---------- Raw records

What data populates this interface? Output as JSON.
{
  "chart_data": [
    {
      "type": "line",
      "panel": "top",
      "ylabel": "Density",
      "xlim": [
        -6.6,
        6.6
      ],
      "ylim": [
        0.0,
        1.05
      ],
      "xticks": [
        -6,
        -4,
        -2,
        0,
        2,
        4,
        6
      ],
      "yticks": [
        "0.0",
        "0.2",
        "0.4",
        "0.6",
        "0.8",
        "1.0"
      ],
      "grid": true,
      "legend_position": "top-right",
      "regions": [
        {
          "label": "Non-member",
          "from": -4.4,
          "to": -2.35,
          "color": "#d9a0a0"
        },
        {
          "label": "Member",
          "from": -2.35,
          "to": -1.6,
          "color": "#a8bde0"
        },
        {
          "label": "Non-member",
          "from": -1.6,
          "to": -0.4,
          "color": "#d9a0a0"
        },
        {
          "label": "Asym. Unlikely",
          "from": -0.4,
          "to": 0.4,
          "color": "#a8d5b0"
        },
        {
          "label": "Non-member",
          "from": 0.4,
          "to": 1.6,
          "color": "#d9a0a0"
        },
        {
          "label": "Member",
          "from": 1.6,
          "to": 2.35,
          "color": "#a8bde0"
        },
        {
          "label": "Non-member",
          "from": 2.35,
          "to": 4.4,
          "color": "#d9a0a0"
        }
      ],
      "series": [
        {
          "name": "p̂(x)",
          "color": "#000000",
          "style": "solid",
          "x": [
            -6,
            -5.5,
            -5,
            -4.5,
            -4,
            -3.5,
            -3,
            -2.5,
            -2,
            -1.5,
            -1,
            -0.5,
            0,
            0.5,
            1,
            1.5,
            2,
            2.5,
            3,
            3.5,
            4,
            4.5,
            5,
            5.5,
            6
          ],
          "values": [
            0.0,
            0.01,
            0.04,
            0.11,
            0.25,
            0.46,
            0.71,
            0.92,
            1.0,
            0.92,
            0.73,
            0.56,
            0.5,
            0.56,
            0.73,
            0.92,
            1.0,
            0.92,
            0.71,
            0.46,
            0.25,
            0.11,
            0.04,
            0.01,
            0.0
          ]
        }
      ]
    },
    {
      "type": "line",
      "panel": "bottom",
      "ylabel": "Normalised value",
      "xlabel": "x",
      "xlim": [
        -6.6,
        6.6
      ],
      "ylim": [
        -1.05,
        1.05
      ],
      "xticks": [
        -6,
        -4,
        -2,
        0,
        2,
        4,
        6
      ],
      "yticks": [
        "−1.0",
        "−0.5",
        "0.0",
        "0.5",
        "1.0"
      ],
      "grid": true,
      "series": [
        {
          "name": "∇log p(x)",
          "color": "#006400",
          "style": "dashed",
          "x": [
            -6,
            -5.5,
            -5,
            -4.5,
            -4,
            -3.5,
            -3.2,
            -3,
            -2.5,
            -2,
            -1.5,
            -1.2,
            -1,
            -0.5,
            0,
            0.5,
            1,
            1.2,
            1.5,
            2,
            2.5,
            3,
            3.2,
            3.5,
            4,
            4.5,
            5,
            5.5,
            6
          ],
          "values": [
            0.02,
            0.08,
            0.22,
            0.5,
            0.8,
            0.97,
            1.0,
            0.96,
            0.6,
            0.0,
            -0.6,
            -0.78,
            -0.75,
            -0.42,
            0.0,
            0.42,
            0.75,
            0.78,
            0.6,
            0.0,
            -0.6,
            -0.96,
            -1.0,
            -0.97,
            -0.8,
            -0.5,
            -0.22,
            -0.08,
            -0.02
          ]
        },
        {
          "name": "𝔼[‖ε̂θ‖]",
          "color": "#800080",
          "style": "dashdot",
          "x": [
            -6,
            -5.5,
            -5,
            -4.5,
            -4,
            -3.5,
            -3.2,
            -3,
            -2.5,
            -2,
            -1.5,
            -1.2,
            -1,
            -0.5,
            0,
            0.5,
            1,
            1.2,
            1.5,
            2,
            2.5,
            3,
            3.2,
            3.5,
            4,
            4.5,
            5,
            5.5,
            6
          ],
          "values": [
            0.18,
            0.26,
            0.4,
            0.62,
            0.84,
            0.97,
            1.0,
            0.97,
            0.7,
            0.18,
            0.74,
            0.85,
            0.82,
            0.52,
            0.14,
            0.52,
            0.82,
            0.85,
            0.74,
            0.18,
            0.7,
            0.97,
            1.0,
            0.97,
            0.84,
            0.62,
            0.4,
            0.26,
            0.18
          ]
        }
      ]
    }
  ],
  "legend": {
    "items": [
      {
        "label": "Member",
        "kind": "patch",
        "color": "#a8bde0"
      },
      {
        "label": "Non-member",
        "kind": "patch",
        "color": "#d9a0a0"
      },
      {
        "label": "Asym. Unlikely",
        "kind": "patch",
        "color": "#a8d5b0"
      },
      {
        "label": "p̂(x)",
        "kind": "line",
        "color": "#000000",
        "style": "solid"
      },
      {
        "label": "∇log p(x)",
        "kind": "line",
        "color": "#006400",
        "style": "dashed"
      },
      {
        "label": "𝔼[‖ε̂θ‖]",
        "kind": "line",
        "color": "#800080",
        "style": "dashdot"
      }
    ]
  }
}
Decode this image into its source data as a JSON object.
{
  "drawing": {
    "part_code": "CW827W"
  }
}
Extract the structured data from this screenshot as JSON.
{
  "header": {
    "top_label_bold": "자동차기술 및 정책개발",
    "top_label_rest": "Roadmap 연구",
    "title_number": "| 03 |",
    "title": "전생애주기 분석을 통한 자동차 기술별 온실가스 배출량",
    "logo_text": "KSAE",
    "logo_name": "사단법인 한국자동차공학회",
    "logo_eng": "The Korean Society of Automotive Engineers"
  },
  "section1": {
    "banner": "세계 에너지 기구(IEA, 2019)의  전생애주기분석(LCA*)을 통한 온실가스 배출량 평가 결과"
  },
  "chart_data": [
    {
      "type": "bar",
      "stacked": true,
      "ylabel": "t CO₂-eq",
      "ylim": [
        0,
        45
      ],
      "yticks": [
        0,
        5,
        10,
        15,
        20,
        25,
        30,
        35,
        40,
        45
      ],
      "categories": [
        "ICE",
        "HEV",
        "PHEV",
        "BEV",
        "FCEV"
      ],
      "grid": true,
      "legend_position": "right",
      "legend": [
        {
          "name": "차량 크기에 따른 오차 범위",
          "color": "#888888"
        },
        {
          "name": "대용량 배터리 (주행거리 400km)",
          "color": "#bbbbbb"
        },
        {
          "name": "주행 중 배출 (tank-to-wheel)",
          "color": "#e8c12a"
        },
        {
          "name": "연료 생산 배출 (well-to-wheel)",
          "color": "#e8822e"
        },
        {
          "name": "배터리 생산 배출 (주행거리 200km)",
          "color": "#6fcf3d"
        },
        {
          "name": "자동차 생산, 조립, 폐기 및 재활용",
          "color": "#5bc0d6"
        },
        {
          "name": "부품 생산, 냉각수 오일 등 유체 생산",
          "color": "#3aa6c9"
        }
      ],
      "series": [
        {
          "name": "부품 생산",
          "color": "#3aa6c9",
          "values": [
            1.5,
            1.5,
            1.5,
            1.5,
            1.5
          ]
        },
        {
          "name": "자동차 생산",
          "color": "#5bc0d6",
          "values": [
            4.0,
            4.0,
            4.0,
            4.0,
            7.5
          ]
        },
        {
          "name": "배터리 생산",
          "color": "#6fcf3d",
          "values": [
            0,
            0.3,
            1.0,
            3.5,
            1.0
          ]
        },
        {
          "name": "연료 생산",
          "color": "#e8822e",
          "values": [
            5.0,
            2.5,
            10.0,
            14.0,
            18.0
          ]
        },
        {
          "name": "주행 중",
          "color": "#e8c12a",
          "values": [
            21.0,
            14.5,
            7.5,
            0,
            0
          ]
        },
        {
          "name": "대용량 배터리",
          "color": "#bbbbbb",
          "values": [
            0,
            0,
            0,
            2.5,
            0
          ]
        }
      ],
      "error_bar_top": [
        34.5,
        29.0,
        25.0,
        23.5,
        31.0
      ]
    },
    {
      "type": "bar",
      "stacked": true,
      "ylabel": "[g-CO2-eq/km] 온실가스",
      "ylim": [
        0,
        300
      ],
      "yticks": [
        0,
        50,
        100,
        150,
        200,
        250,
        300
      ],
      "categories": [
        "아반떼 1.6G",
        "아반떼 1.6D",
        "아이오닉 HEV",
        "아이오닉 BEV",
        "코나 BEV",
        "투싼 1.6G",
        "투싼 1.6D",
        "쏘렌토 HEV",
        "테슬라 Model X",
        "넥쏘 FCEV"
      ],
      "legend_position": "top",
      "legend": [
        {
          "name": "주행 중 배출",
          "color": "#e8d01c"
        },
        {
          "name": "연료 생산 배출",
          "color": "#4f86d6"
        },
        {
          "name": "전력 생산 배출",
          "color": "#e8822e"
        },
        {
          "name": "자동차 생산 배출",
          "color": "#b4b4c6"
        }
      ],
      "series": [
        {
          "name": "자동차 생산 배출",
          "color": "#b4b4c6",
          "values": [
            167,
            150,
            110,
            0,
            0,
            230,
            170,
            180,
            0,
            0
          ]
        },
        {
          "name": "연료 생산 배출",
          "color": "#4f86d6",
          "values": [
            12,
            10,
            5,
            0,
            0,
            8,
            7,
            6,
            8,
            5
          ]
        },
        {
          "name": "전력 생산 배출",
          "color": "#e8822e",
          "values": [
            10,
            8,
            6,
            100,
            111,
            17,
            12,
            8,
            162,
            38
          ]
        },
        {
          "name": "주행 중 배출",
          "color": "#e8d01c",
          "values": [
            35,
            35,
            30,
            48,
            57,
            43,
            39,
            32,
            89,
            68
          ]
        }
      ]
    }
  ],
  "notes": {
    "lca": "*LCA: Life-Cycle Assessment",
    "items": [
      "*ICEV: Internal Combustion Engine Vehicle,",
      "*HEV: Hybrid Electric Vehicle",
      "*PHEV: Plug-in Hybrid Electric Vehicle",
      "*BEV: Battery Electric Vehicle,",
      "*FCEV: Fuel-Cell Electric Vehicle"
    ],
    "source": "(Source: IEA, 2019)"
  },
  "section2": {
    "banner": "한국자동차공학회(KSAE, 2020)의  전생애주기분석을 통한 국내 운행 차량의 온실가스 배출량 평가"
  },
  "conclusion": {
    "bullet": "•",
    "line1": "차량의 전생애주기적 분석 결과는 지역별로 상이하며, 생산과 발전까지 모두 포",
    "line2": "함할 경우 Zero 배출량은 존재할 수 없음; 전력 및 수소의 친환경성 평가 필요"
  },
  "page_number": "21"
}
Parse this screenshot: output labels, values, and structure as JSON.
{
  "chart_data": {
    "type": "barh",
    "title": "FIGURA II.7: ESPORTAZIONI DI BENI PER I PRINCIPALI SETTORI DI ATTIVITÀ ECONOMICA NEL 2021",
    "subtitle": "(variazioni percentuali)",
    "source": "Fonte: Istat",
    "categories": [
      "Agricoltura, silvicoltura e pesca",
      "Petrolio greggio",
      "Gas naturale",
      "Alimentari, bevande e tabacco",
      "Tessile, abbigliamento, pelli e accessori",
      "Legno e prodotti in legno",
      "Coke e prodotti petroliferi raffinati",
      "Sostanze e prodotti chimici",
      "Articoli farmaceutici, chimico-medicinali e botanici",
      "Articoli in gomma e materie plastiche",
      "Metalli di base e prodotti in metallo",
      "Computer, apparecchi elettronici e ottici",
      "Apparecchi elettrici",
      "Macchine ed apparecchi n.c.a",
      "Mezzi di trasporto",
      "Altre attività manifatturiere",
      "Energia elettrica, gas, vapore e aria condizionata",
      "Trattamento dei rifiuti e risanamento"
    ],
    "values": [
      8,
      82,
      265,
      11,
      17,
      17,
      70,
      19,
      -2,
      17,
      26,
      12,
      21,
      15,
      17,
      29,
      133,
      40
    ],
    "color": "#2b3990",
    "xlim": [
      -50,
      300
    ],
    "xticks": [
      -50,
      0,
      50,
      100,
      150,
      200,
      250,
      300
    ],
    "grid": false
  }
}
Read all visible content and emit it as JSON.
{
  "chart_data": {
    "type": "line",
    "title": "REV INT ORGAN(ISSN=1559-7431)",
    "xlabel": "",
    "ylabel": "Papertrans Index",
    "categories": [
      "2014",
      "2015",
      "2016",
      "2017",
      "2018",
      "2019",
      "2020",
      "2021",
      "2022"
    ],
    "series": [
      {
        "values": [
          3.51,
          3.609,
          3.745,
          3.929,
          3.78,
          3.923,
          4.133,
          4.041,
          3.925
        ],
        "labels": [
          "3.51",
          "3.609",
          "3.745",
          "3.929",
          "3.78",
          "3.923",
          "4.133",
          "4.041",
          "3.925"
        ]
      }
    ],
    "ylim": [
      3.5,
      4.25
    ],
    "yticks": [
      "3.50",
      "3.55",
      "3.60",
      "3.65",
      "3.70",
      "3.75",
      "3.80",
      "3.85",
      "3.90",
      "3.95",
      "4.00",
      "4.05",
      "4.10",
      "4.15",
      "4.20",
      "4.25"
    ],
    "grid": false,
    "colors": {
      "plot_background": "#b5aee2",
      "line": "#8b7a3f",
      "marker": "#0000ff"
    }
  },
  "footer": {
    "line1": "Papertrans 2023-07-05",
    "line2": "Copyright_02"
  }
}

--------------------

* What the task asks:
Find every line containing the word "FCEV", then give the total and nothing more.

* Reply:
3